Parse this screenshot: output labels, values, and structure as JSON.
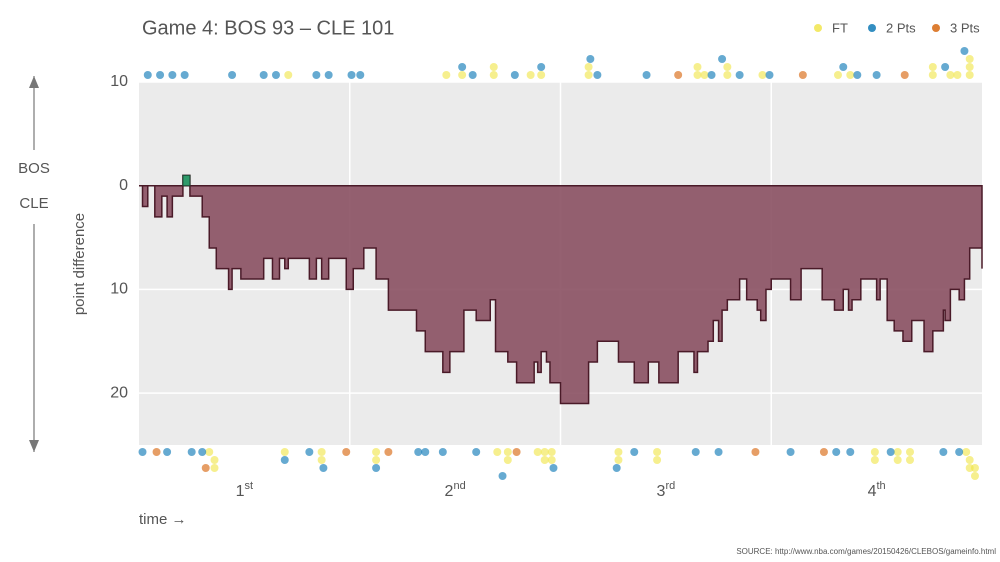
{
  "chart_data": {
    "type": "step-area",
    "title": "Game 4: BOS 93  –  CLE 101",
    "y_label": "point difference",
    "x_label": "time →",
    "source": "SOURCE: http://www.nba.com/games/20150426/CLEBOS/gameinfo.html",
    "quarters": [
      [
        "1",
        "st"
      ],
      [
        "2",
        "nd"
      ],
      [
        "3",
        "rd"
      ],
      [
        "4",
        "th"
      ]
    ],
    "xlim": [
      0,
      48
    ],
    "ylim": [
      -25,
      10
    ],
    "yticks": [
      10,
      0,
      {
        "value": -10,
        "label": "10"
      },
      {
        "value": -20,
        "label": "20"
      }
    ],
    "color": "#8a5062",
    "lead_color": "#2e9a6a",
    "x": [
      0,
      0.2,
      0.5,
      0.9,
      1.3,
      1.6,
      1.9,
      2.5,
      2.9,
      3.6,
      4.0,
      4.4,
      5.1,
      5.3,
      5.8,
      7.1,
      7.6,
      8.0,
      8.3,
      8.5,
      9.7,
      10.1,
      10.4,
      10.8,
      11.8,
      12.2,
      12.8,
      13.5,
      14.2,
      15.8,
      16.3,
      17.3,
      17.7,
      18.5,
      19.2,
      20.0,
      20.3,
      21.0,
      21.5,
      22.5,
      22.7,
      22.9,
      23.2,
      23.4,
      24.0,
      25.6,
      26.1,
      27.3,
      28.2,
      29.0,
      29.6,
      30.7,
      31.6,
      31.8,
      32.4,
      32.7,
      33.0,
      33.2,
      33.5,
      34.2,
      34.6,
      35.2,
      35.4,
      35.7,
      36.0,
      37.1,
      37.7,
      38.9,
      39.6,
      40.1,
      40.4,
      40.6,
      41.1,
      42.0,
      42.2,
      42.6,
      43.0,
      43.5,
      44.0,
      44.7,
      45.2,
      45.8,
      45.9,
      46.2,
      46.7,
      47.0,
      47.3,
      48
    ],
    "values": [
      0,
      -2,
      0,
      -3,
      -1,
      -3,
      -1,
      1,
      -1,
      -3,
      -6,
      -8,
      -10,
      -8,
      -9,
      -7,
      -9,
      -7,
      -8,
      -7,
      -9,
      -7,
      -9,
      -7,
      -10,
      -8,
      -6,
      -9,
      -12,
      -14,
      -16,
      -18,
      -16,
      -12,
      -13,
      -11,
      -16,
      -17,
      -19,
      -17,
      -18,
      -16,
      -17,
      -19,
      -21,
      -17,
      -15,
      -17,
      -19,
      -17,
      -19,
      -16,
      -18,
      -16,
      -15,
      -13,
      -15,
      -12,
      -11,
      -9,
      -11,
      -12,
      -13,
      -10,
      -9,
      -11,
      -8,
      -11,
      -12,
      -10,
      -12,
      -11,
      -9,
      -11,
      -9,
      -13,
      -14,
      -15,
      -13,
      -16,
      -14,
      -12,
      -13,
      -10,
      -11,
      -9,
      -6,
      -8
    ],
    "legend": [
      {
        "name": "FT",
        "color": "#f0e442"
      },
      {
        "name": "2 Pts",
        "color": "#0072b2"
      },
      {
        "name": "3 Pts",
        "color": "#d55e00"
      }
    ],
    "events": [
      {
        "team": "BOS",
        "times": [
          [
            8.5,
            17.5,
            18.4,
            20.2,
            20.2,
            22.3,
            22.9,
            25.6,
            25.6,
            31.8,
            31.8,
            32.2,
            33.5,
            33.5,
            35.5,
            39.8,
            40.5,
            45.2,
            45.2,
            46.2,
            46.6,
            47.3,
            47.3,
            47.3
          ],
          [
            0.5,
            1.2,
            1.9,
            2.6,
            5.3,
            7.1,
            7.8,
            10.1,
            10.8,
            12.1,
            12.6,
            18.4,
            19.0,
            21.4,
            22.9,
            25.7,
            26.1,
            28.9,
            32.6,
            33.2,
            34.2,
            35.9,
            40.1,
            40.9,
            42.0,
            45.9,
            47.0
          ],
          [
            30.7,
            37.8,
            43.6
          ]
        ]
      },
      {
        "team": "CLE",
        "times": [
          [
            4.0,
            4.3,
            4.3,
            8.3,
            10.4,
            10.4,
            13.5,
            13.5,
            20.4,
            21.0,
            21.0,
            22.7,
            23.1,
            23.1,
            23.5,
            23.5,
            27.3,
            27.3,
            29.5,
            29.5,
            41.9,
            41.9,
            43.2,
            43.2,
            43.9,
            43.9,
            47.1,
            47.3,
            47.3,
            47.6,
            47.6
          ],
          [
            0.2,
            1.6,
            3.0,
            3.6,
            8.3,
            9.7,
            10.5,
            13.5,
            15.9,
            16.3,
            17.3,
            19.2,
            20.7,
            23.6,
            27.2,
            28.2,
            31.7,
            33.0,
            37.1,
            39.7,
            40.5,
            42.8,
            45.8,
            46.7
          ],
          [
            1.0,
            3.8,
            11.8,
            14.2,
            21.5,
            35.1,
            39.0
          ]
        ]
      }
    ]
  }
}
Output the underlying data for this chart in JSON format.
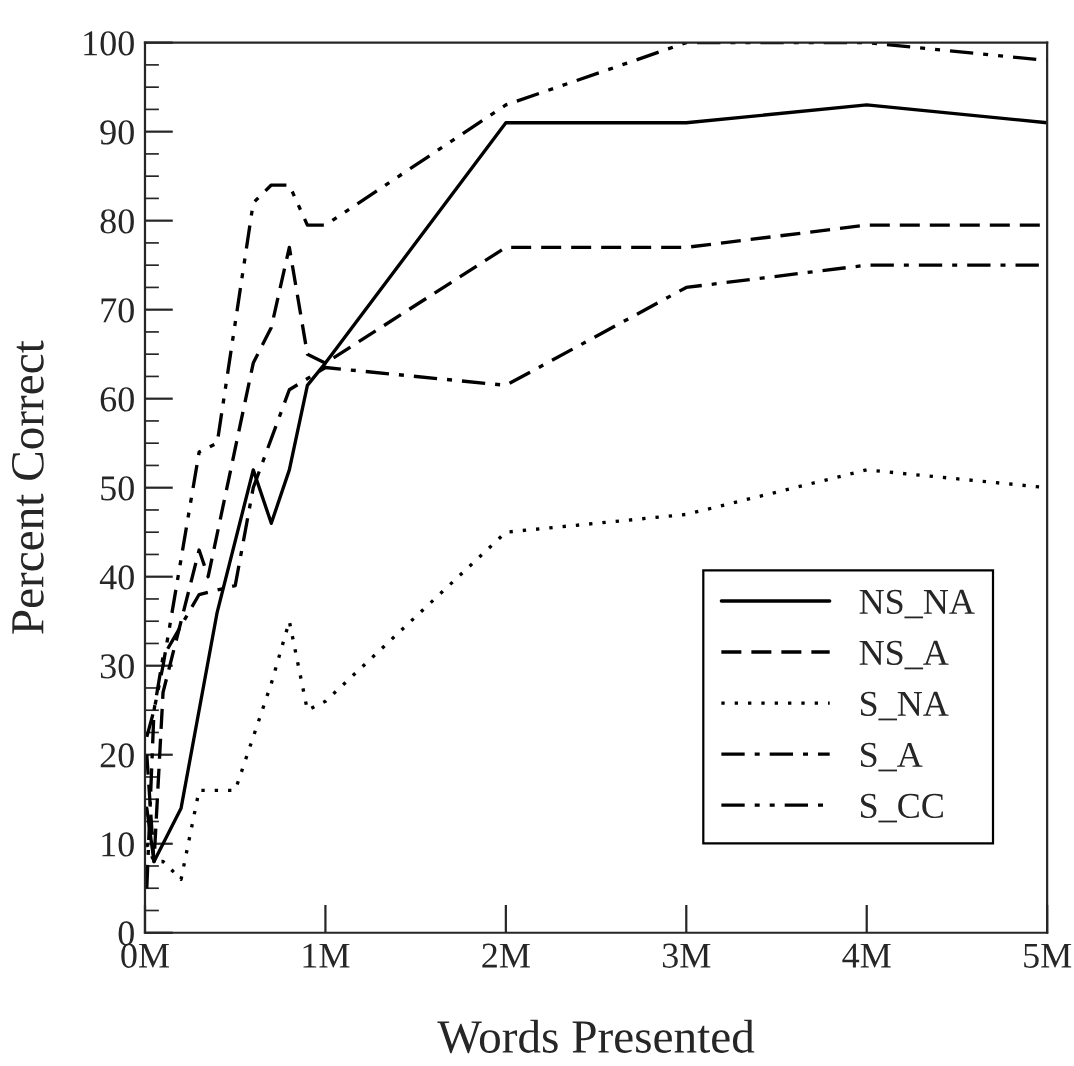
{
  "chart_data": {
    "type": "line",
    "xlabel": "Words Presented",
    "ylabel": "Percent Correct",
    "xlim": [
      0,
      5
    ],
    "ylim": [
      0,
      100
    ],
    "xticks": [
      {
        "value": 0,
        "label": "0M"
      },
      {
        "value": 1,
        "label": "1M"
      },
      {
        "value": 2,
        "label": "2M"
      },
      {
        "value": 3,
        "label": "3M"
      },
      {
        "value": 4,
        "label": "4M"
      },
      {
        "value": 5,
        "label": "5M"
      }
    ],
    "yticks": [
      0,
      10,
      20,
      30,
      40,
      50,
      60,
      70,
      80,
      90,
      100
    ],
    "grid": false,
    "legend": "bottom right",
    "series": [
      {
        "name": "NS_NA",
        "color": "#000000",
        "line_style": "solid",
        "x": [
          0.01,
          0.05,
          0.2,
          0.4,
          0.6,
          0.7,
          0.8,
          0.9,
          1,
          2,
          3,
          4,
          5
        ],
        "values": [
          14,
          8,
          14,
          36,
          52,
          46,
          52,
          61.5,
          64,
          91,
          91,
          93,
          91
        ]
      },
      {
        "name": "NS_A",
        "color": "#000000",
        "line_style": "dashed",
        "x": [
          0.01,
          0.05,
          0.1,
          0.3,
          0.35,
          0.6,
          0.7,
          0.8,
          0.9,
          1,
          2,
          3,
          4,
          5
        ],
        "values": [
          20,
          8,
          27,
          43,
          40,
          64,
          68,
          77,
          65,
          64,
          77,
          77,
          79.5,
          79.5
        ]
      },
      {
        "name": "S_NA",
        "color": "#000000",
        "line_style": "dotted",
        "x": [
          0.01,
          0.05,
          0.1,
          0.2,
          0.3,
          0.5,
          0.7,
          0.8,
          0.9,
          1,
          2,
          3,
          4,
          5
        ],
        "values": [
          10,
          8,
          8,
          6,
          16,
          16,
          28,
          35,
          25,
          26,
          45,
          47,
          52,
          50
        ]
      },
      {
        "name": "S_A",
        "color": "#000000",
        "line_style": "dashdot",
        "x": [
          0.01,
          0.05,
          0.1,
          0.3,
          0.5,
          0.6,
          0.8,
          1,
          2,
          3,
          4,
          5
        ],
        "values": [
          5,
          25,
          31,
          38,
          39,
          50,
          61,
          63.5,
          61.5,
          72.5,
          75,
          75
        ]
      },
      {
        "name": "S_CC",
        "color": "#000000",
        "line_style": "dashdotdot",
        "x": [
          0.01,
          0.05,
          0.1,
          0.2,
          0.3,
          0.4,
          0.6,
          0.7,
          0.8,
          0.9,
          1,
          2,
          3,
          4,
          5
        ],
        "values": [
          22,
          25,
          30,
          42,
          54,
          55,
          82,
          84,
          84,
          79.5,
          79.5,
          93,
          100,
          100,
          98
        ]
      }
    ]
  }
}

···

◆ Exercise objective:
For the entries above, count the lines that contain the string "name", and state that number without further comment.

◆ Written response:
8